--- PASSAGE GIVEN ---
□ □ □ □
Now, in a period of the post-Soviet weakening of Russia by anti-patriotism, clannishness and corruption of the elites, Ukraine received a chance to become a new center of the Russian world. With the support of the West, Ukraine presented alternative option of development of the post-Soviet new Great Russia and received a chance, albeit a ghostly, to become the center of unification of the new Russian civilization.
The trouble with Ukraine is that as an ideological alternative, instead of the rational nationalism of modern Russia, Kyiv can offer only the radical nationalism of Western Ukraine, extremely militant, born under oppression, with militarized morality based and subordinated to the fight against the “Vorog” – “Enemy”, no matter who the enemy is.
For the traditional Russian mentality, the Ukrainian version of nationalism is unacceptable. For other nations that received statehood after the collapse of the USSR, Ukrainian nationalism causes fear and alertness even among local nationalists. The elites of the former Soviet republics understand that the Russian world, headed by radical nationalists who came from the West of Ukraine, will pose incomparably greater threats to them than the current Russian elites.
□ □ □ □
--- EXERCISE INSTRUCTIONS ---
1 – Using the passage on Ukraine and the Russian world, decide whether each statement below agrees with it. Answer yes or no for each, and quote the words of the passage that settle it. (a) The passage says Ukraine presented its alternative option of development with the support of the West. (b) The passage says the Ukrainian version of nationalism is acceptable to the traditional Russian mentality. (c) The passage says the elites of the former Soviet republics expect radical nationalists from the West of Ukraine to pose smaller threats to them than the current Russian elites.
2 – Extend the passage on Ukraine and the Russian world, picking up right after its last sentence.

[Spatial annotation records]
□ □ □ □
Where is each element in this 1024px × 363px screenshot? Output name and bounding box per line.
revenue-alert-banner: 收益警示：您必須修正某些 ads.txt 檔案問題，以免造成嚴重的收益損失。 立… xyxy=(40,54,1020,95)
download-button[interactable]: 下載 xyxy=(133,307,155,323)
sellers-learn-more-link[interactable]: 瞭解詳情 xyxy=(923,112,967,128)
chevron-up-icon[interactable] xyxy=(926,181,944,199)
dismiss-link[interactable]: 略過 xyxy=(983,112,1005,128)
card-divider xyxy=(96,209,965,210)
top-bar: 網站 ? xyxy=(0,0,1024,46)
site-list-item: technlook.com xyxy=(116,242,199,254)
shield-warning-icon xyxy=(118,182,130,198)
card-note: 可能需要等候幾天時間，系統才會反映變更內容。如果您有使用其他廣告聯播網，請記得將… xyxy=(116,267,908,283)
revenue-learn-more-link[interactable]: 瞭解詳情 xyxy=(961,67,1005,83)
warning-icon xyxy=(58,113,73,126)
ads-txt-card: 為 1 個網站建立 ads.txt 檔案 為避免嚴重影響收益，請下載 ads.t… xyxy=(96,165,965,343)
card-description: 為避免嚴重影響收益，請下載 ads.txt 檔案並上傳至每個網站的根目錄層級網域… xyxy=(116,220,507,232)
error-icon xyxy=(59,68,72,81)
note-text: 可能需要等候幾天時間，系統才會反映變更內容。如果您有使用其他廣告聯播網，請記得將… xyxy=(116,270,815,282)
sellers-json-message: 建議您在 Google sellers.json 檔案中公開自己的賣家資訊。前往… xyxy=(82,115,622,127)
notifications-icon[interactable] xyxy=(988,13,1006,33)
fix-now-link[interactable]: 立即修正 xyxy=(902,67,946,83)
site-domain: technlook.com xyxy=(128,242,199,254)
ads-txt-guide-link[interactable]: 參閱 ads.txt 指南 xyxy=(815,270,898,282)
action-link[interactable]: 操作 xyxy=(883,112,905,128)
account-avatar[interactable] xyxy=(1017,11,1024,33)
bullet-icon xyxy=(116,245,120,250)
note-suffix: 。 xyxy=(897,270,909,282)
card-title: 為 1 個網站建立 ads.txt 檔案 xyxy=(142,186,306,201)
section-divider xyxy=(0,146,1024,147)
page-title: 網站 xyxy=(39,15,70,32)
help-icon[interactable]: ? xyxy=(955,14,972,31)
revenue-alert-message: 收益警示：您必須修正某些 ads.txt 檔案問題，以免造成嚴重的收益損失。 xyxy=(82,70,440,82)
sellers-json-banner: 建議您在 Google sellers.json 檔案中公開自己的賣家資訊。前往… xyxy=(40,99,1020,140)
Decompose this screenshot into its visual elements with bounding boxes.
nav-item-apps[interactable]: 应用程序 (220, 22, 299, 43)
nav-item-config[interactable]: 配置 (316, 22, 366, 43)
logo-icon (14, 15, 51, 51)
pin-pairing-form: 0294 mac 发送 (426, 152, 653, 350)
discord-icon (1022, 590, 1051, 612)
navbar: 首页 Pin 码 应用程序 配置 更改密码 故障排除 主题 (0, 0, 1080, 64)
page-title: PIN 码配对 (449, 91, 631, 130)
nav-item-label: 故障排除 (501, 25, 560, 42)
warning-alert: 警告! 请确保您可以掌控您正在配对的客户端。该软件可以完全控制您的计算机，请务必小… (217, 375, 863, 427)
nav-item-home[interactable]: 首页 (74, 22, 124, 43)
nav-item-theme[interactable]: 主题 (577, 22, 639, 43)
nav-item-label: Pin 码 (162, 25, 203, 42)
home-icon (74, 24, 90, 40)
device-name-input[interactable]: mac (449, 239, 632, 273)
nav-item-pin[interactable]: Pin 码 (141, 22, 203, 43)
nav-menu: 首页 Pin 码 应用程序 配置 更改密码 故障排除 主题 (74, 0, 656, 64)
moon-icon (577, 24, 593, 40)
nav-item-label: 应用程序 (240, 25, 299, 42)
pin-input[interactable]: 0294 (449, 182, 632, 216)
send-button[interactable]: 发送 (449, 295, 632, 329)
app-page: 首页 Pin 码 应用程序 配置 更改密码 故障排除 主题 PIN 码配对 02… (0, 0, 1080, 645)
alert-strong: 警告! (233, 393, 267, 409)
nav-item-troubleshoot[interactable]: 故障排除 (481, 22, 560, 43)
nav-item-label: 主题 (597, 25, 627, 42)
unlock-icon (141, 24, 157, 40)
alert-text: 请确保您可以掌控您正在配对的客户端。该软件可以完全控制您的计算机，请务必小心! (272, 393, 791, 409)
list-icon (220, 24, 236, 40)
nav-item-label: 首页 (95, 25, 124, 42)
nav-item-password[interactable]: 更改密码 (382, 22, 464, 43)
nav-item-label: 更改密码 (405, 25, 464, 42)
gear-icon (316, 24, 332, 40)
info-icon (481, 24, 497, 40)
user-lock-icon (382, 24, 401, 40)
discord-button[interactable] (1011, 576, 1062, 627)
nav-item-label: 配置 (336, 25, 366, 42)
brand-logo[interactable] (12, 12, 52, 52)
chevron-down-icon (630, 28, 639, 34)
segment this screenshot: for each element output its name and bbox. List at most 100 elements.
□ □ □ □
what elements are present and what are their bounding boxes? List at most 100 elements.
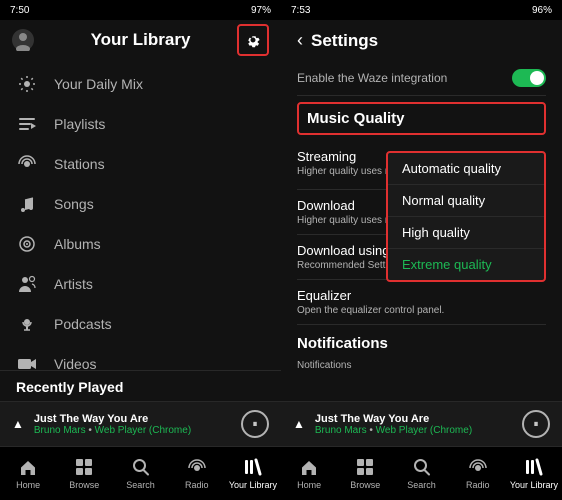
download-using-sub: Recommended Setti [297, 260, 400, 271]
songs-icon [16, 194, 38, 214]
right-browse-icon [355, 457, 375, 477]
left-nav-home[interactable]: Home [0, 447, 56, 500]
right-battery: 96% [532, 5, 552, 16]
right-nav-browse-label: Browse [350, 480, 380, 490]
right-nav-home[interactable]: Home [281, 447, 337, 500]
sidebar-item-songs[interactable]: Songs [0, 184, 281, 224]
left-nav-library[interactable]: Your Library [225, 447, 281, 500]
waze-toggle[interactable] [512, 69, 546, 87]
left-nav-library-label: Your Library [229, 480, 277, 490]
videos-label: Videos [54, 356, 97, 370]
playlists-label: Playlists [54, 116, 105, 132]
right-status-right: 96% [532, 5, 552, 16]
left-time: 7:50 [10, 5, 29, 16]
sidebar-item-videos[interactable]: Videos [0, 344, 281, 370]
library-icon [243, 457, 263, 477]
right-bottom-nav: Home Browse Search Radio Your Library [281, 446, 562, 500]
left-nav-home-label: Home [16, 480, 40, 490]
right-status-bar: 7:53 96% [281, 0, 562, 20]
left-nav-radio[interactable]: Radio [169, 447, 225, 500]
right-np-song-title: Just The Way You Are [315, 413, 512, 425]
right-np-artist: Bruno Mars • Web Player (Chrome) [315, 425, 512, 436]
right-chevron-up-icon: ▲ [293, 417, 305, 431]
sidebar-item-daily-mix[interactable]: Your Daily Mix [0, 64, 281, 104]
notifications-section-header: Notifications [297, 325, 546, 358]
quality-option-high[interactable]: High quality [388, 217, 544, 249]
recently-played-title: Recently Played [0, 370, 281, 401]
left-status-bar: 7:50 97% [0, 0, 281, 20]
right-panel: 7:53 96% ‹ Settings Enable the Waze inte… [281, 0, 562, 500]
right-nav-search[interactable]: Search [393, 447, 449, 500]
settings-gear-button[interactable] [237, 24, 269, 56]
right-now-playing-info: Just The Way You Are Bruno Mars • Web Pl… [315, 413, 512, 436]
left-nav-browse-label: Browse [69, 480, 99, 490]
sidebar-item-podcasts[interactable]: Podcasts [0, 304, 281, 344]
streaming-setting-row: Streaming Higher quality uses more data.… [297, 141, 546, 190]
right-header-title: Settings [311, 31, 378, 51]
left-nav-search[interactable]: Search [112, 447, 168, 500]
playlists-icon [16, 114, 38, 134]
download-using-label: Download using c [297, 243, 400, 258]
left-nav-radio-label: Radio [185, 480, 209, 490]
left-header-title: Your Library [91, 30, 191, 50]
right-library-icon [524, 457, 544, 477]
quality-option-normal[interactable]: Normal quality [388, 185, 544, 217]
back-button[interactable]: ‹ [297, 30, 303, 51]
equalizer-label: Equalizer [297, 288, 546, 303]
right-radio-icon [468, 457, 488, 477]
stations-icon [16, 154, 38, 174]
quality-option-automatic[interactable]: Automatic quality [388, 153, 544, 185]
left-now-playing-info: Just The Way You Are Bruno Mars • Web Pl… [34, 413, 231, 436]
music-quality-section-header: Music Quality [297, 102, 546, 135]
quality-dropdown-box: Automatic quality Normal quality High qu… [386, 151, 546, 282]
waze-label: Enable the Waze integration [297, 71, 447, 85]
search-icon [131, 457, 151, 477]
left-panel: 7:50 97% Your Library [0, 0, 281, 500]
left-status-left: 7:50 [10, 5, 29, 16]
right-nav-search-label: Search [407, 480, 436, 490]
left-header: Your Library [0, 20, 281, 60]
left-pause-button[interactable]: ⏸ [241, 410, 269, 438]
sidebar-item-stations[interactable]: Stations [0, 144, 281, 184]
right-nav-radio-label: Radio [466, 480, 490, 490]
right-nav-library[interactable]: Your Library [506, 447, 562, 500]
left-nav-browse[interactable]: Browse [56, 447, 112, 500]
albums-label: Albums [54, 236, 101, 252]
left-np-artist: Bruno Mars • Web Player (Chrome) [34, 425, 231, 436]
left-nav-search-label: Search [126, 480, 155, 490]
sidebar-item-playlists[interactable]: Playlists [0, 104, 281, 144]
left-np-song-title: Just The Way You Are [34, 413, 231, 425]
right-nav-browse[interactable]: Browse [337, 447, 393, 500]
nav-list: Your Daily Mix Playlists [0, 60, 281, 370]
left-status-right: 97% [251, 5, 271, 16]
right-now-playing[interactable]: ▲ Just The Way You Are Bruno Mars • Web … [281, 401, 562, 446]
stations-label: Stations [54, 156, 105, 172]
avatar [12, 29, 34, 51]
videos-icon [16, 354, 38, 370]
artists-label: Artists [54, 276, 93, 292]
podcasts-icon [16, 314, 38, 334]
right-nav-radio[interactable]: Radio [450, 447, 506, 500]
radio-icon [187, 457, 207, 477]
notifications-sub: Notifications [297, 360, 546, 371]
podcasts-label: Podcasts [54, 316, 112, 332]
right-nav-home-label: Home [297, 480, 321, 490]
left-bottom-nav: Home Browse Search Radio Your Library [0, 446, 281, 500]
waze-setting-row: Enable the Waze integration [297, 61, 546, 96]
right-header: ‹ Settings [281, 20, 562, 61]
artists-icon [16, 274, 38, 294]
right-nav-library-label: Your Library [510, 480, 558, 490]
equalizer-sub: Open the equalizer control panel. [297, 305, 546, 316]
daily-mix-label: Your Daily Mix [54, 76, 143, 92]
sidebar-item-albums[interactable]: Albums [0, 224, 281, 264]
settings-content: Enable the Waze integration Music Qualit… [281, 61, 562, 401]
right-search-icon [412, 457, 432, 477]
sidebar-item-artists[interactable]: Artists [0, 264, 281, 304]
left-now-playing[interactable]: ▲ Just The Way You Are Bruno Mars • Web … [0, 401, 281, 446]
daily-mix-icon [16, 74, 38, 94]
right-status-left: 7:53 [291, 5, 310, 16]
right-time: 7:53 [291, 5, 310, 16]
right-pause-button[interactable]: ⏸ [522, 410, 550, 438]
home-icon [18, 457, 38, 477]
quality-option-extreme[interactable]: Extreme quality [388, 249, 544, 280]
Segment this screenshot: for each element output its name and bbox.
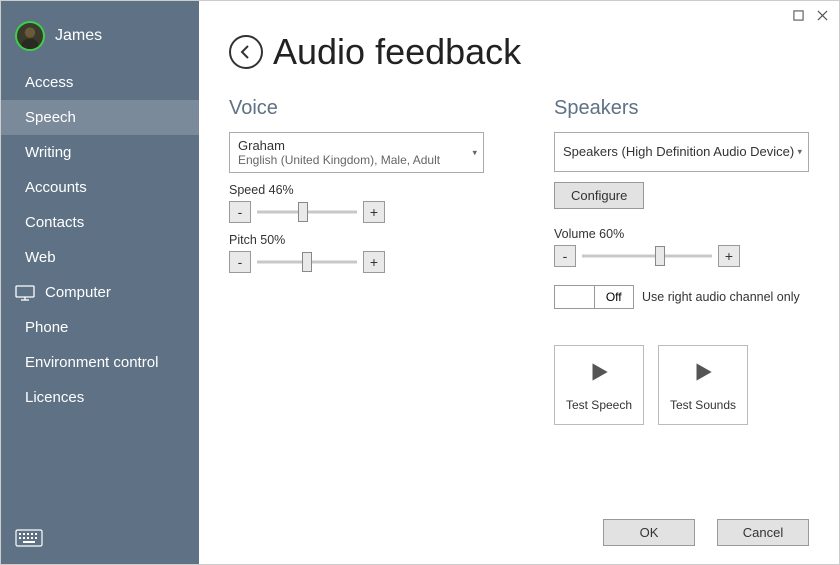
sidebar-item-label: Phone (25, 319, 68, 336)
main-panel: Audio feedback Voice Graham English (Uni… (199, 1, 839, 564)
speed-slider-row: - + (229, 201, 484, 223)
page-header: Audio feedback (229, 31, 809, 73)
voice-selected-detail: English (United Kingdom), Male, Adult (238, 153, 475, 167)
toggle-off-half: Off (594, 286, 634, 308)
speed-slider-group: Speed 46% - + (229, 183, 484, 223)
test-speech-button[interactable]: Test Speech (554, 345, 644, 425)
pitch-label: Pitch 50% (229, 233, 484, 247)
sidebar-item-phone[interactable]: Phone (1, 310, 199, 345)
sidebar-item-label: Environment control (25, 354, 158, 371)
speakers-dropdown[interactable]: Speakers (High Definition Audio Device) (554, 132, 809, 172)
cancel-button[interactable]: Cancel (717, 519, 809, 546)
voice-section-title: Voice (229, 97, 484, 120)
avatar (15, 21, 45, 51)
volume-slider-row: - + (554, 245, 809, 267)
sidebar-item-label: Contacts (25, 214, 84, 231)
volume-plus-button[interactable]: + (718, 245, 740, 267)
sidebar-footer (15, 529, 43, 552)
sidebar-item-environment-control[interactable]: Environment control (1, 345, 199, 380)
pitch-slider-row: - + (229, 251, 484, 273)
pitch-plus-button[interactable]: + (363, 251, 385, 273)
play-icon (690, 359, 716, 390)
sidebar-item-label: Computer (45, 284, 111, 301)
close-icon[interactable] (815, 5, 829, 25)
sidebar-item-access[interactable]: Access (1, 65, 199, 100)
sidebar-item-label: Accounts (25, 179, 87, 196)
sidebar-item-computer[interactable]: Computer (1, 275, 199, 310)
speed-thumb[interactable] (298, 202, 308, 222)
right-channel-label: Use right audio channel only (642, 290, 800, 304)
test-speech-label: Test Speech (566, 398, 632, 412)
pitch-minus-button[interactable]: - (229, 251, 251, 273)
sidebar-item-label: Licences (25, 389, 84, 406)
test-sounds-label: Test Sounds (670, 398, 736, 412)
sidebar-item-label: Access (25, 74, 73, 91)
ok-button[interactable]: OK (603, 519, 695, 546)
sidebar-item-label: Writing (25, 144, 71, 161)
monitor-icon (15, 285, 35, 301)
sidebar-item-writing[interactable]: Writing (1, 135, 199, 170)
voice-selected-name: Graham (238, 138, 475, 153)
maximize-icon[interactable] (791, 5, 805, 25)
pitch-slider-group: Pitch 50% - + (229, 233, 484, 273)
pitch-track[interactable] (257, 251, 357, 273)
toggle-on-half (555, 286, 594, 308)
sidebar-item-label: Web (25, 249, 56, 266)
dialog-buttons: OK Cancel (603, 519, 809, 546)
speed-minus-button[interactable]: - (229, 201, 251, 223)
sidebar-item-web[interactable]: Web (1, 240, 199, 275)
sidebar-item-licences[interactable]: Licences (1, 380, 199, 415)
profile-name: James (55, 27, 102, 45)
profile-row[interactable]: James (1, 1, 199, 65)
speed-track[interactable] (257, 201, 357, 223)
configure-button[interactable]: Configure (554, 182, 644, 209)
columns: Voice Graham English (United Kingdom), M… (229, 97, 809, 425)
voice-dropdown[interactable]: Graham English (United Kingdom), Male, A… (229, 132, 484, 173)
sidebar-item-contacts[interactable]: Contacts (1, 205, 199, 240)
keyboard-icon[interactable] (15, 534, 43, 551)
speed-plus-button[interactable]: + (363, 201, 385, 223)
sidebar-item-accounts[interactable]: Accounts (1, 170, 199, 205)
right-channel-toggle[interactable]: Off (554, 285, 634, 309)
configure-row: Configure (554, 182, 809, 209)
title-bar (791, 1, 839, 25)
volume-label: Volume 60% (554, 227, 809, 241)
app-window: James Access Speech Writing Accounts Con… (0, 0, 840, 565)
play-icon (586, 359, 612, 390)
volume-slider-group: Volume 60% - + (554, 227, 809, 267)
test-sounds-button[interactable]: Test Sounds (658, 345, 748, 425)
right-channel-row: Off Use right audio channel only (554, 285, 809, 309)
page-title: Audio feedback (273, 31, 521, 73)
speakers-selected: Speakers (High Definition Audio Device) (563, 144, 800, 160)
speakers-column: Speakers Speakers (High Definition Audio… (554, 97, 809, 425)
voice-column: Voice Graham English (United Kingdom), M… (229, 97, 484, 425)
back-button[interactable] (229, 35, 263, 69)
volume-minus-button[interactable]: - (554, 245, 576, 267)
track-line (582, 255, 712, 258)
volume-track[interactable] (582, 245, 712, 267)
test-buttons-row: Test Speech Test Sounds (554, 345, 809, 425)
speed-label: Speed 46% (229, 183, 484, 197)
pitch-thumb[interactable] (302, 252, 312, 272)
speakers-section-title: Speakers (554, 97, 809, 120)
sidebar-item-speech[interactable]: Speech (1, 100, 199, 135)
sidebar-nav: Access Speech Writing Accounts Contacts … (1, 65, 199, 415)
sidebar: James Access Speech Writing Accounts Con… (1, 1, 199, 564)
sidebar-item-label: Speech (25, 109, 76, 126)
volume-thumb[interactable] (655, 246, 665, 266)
□ □ □ □
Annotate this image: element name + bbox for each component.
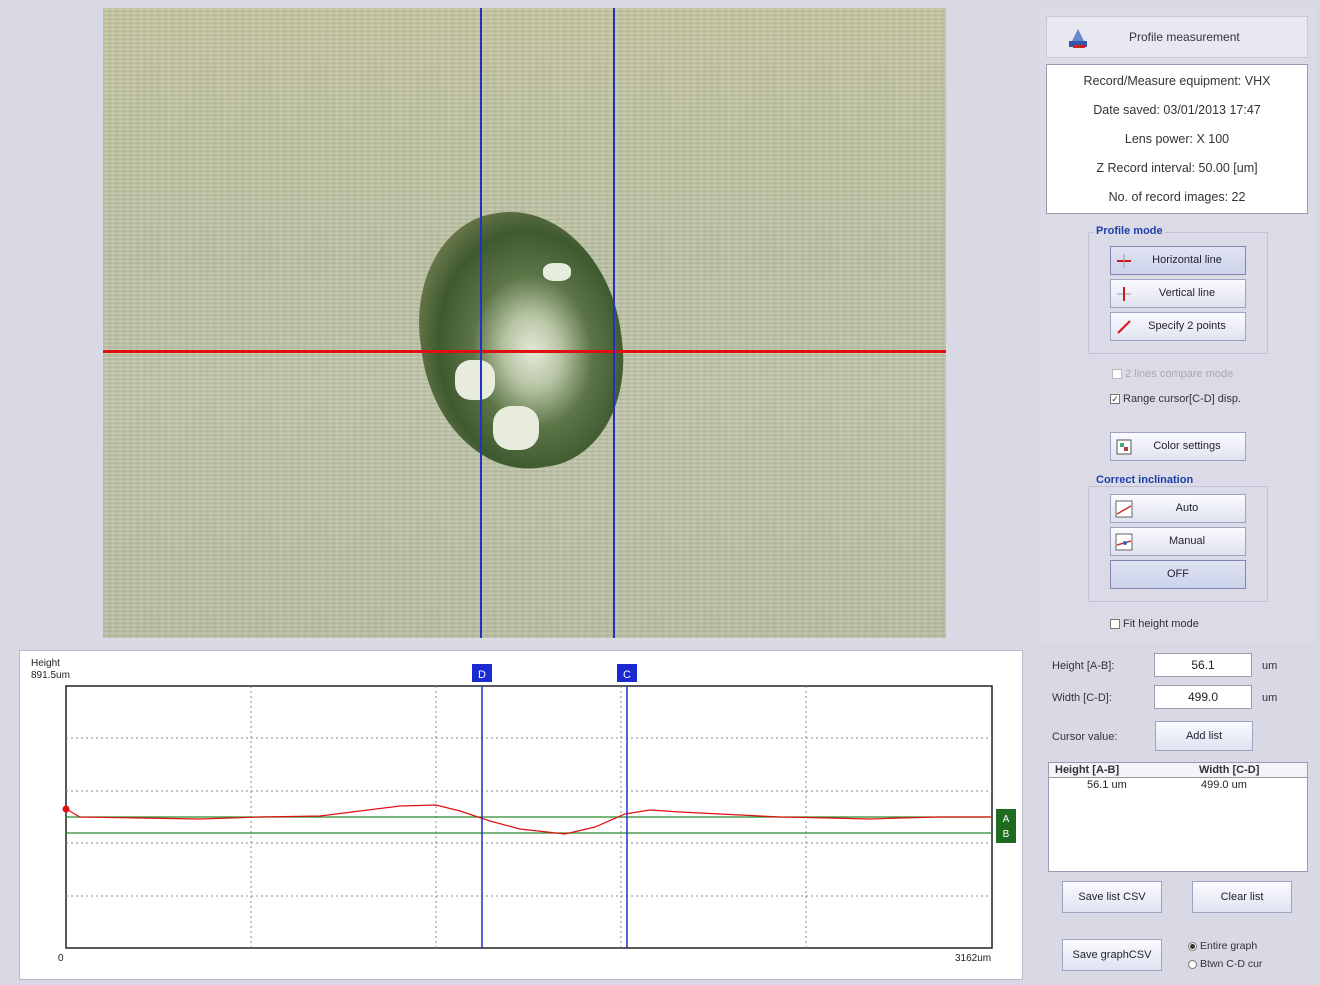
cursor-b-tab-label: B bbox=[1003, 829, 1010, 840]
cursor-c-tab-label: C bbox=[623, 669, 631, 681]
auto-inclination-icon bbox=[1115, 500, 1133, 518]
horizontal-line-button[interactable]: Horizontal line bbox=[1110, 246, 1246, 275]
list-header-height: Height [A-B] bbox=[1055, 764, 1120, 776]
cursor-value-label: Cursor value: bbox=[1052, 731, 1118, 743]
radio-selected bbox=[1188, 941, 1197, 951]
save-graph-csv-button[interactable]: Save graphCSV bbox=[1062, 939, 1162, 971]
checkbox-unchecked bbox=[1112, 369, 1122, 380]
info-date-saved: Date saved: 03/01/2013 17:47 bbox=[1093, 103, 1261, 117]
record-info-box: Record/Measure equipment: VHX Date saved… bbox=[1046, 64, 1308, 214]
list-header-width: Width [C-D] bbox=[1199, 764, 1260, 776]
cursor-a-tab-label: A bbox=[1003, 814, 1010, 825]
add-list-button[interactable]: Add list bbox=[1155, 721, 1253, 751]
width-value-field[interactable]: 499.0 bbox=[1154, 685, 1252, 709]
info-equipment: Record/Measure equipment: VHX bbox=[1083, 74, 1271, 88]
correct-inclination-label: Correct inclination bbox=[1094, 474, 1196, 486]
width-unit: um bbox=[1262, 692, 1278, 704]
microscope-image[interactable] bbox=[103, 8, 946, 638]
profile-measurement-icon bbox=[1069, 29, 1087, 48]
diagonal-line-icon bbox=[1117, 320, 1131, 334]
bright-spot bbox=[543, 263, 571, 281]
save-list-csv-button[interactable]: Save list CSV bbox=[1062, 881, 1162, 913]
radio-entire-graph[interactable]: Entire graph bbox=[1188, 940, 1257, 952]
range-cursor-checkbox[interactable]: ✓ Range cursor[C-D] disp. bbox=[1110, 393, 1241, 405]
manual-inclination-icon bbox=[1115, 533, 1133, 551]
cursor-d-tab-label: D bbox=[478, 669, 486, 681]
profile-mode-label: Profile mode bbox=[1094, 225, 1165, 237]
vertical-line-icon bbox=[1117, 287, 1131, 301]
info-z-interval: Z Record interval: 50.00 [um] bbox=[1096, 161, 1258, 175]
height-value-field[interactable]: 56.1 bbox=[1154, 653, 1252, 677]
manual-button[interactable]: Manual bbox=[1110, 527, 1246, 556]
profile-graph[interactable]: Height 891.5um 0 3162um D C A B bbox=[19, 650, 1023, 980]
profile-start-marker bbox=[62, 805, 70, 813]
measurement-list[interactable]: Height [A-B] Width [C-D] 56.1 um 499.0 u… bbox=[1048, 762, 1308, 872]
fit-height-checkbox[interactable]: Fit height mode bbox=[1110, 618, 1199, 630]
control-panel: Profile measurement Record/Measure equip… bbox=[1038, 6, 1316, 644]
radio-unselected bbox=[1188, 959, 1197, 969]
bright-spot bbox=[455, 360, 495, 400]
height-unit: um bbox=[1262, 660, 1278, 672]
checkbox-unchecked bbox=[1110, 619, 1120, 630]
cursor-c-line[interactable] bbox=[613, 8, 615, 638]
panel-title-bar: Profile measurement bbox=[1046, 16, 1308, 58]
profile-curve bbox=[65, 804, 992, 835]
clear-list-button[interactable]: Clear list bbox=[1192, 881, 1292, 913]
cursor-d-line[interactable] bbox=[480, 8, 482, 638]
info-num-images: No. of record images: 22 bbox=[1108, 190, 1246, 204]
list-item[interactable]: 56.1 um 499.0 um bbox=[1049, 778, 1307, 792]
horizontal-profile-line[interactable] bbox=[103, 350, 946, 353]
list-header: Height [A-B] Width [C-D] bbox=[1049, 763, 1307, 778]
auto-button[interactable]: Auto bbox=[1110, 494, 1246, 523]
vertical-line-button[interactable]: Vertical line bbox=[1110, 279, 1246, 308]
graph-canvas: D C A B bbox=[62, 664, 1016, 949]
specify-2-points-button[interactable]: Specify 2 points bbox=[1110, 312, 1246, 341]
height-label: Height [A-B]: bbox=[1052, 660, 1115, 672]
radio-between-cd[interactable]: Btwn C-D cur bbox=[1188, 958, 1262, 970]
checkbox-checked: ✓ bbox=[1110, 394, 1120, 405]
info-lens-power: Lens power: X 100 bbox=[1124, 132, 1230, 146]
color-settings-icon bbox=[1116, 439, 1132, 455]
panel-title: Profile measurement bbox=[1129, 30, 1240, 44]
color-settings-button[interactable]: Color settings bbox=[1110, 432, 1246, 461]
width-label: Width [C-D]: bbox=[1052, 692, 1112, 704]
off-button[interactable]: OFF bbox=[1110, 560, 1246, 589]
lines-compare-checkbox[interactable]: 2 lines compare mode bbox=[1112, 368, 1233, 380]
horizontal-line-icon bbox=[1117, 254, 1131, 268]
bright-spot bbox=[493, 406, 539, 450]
□ □ □ □
--- TASK-BY-TASK RESULTS ---
1 –
(a) Yes: "With the support of the West, Ukraine presented alternative option of development of the post-Soviet new Great Russia"
(b) No: "For the traditional Russian mentality, the Ukrainian version of nationalism is unacceptable."
(c) No: "will pose incomparably greater threats to them than the current Russian elites"

2 –
The West does not yet see a threat in Ukrainian nationalism. Washington, London, Berlin and Brussels do not understand that they are turning Europe into a semblance of the Middle East, and the Christian and liberal world into the zone of action of “new East European al-Qaeda”, which may rise on the remains of “Azov”, “Trident”, “Right Sector” and other radical “regiments” that will receive heroization during the war with Russia.
Moscow could fight all these threats by demonstrating success in development of modern Russia, in creation of a state with socio-political and economic system based on traditions, moral values and mentality of the civilization that existed on the territory of the former Russian Empire and the USSR, its peoples, and at the same time that meet the requirements and challengers of the modern scientific and economic revolution, based on humanism and real democracy.
However, the current Russian elites cannot develop and present that kind of state model, or at least an idea of the future that is capable of attracting peoples and elites in the post-Soviet states. Unfortunately, Russian elites can’t import such ideas from the West or China also. Starting from the late 1970s, the political and scientific elites in the USSR, and then in the post-Soviet space, became accustomed to “grab” like fish concepts and fetishes that were hooked on and thrown at them as “fashion” ideas by Western elites who were exporting ideas as a commodity, as fashion brands. Apart from ideological “Guccis”, Russian state ideologists, politicians and propagandists knew nothing. All that led to the fact that in the Kremlin, despite the demand and obvious attempts to create something or to find ideas and adapt them to Russian realities, the ruling elites could not get anything worthy in the field of ideology.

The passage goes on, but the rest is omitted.